_WORK INSTRUCTIONS_:
Transcribe each line of the material as it is, and drop any picture.

_ENTRIES SHOWN_:
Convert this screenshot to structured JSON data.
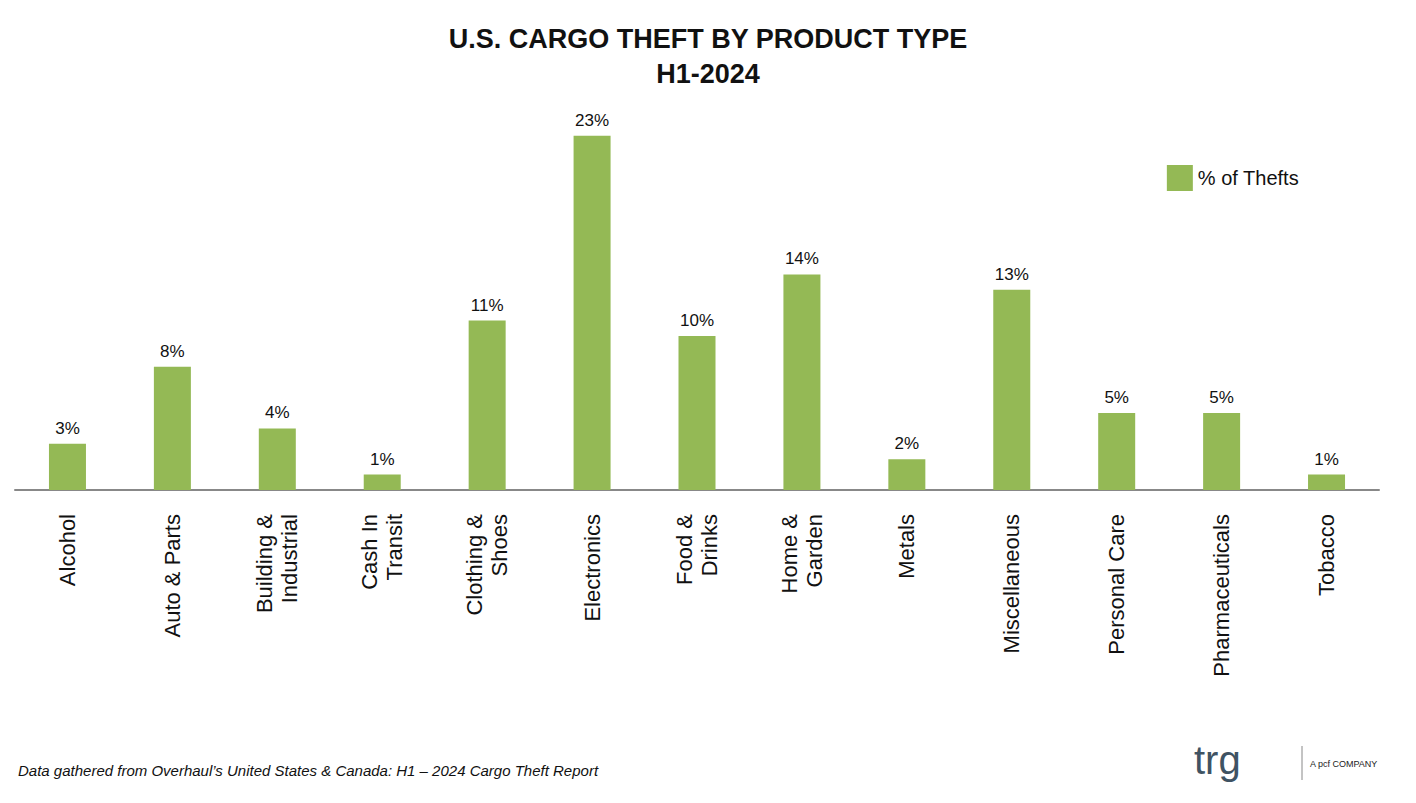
{
  "chart_data": {
    "type": "bar",
    "title": "U.S. CARGO THEFT BY PRODUCT TYPE",
    "subtitle": "H1-2024",
    "categories": [
      "Alcohol",
      "Auto & Parts",
      "Building &\nIndustrial",
      "Cash In\nTransit",
      "Clothing &\nShoes",
      "Electronics",
      "Food &\nDrinks",
      "Home &\nGarden",
      "Metals",
      "Miscellaneous",
      "Personal Care",
      "Pharmaceuticals",
      "Tobacco"
    ],
    "series": [
      {
        "name": "% of Thefts",
        "color": "#94b955",
        "values": [
          3,
          8,
          4,
          1,
          11,
          23,
          10,
          14,
          2,
          13,
          5,
          5,
          1
        ],
        "value_labels": [
          "3%",
          "8%",
          "4%",
          "1%",
          "11%",
          "23%",
          "10%",
          "14%",
          "2%",
          "13%",
          "5%",
          "5%",
          "1%"
        ]
      }
    ],
    "ylim": [
      0,
      25
    ],
    "yticks": [
      0,
      25
    ],
    "grid": false,
    "tick_labels": "x",
    "data_labels": true,
    "legend": "top-right",
    "annotations": [
      "Data gathered from Overhaul’s United States & Canada: H1 – 2024 Cargo Theft Report",
      "trg",
      "A pcf COMPANY"
    ]
  }
}
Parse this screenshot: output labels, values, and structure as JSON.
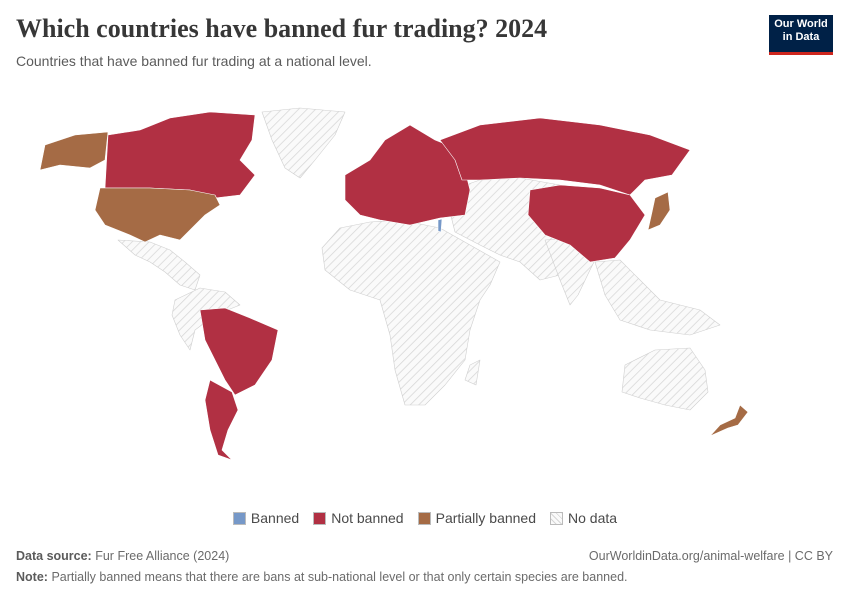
{
  "header": {
    "title": "Which countries have banned fur trading? 2024",
    "subtitle": "Countries that have banned fur trading at a national level.",
    "logo": [
      "Our World",
      "in Data"
    ]
  },
  "legend": [
    {
      "label": "Banned",
      "color": "#7698c8"
    },
    {
      "label": "Not banned",
      "color": "#b13043"
    },
    {
      "label": "Partially banned",
      "color": "#a56b45"
    },
    {
      "label": "No data",
      "color": "#eeeeee"
    }
  ],
  "footer": {
    "source_label": "Data source:",
    "source": "Fur Free Alliance (2024)",
    "url": "OurWorldinData.org/animal-welfare | CC BY",
    "note_label": "Note:",
    "note": "Partially banned means that there are bans at sub-national level or that only certain species are banned."
  }
}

_OUTPUT_:
Convert this screenshot to structured JSON data.
{
  "chart_data": {
    "type": "bar",
    "title": "U.S. CARGO THEFT BY PRODUCT TYPE",
    "subtitle": "H1-2024",
    "categories": [
      "Alcohol",
      "Auto & Parts",
      "Building &\nIndustrial",
      "Cash In\nTransit",
      "Clothing &\nShoes",
      "Electronics",
      "Food &\nDrinks",
      "Home &\nGarden",
      "Metals",
      "Miscellaneous",
      "Personal Care",
      "Pharmaceuticals",
      "Tobacco"
    ],
    "series": [
      {
        "name": "% of Thefts",
        "color": "#94b955",
        "values": [
          3,
          8,
          4,
          1,
          11,
          23,
          10,
          14,
          2,
          13,
          5,
          5,
          1
        ],
        "value_labels": [
          "3%",
          "8%",
          "4%",
          "1%",
          "11%",
          "23%",
          "10%",
          "14%",
          "2%",
          "13%",
          "5%",
          "5%",
          "1%"
        ]
      }
    ],
    "ylim": [
      0,
      25
    ],
    "yticks": [
      0,
      25
    ],
    "grid": false,
    "tick_labels": "x",
    "data_labels": true,
    "legend": "top-right",
    "annotations": [
      "Data gathered from Overhaul’s United States & Canada: H1 – 2024 Cargo Theft Report",
      "trg",
      "A pcf COMPANY"
    ]
  }
}
Parse this screenshot: output labels, values, and structure as JSON.
{
  "header": {
    "title": "Which countries have banned fur trading? 2024",
    "subtitle": "Countries that have banned fur trading at a national level.",
    "logo": [
      "Our World",
      "in Data"
    ]
  },
  "legend": [
    {
      "label": "Banned",
      "color": "#7698c8"
    },
    {
      "label": "Not banned",
      "color": "#b13043"
    },
    {
      "label": "Partially banned",
      "color": "#a56b45"
    },
    {
      "label": "No data",
      "color": "#eeeeee"
    }
  ],
  "footer": {
    "source_label": "Data source:",
    "source": "Fur Free Alliance (2024)",
    "url": "OurWorldinData.org/animal-welfare | CC BY",
    "note_label": "Note:",
    "note": "Partially banned means that there are bans at sub-national level or that only certain species are banned."
  }
}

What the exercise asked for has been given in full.